> _EXERCISE BRIEF_
Pick out each line of the records that includes the string "miles", and copy it.

- - -

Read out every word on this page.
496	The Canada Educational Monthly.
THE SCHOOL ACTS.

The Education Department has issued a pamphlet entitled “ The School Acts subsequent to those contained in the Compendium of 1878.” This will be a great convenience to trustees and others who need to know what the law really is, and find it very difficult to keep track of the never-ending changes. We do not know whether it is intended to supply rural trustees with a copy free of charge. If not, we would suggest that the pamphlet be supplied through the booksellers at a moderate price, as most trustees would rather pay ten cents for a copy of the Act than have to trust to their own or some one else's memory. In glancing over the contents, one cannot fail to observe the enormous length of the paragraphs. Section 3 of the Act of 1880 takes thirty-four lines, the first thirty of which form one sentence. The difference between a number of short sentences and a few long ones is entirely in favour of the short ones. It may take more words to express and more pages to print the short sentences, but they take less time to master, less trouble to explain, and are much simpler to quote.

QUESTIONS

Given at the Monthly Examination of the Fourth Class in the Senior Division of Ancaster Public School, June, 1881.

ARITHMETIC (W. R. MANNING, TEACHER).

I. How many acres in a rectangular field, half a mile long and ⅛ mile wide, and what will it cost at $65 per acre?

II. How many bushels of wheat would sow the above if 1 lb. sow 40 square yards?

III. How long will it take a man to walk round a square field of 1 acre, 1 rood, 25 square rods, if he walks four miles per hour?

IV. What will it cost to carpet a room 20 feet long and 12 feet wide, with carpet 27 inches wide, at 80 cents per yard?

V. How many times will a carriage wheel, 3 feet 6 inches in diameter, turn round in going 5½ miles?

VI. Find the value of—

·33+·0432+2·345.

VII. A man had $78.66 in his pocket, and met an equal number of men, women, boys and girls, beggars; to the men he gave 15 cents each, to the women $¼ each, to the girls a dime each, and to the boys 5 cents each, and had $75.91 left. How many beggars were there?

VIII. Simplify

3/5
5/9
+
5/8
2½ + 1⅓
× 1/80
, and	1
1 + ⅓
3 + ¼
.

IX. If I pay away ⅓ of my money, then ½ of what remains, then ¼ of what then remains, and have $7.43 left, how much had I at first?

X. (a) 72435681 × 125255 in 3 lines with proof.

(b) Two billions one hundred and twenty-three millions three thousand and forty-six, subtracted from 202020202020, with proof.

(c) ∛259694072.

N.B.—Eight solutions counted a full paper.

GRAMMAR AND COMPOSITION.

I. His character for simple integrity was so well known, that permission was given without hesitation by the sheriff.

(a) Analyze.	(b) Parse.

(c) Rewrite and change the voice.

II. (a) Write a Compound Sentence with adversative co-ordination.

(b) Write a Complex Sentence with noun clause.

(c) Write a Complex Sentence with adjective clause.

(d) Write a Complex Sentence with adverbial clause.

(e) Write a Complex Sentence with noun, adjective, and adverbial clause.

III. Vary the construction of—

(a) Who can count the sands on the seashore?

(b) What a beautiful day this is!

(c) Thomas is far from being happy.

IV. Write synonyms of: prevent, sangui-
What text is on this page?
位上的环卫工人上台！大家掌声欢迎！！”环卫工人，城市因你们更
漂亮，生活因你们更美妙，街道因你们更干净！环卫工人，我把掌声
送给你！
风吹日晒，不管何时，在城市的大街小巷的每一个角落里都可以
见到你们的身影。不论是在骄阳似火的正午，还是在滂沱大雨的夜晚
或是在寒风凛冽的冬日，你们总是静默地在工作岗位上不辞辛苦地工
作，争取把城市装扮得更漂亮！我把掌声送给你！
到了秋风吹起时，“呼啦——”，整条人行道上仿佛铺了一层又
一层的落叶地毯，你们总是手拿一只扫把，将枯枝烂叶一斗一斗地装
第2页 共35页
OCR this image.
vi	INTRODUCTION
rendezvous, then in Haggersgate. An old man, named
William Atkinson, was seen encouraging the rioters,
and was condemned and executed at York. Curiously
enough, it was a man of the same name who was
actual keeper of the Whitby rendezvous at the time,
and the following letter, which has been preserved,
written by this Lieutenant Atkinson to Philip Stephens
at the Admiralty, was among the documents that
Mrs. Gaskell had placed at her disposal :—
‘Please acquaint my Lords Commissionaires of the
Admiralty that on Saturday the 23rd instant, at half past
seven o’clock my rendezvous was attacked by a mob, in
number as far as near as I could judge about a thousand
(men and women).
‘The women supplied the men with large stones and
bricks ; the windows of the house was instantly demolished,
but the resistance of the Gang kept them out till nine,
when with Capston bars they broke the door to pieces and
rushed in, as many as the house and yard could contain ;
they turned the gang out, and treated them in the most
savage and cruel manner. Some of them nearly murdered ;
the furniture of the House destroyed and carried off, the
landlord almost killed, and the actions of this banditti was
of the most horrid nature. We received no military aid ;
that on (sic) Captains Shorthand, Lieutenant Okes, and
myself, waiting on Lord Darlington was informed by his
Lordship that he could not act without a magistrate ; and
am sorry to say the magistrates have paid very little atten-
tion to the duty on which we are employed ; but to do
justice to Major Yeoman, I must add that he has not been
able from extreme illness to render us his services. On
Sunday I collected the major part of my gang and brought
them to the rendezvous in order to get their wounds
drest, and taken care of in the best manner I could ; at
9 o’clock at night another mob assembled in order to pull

- - -

> _WRITTEN RESPONSE_
III. How long will it take a man to walk round a square field of 1 acre, 1 rood, 25 square rods, if he walks four miles per hour?
V. How many times will a carriage wheel, 3 feet 6 inches in diameter, turn round in going 5½ miles?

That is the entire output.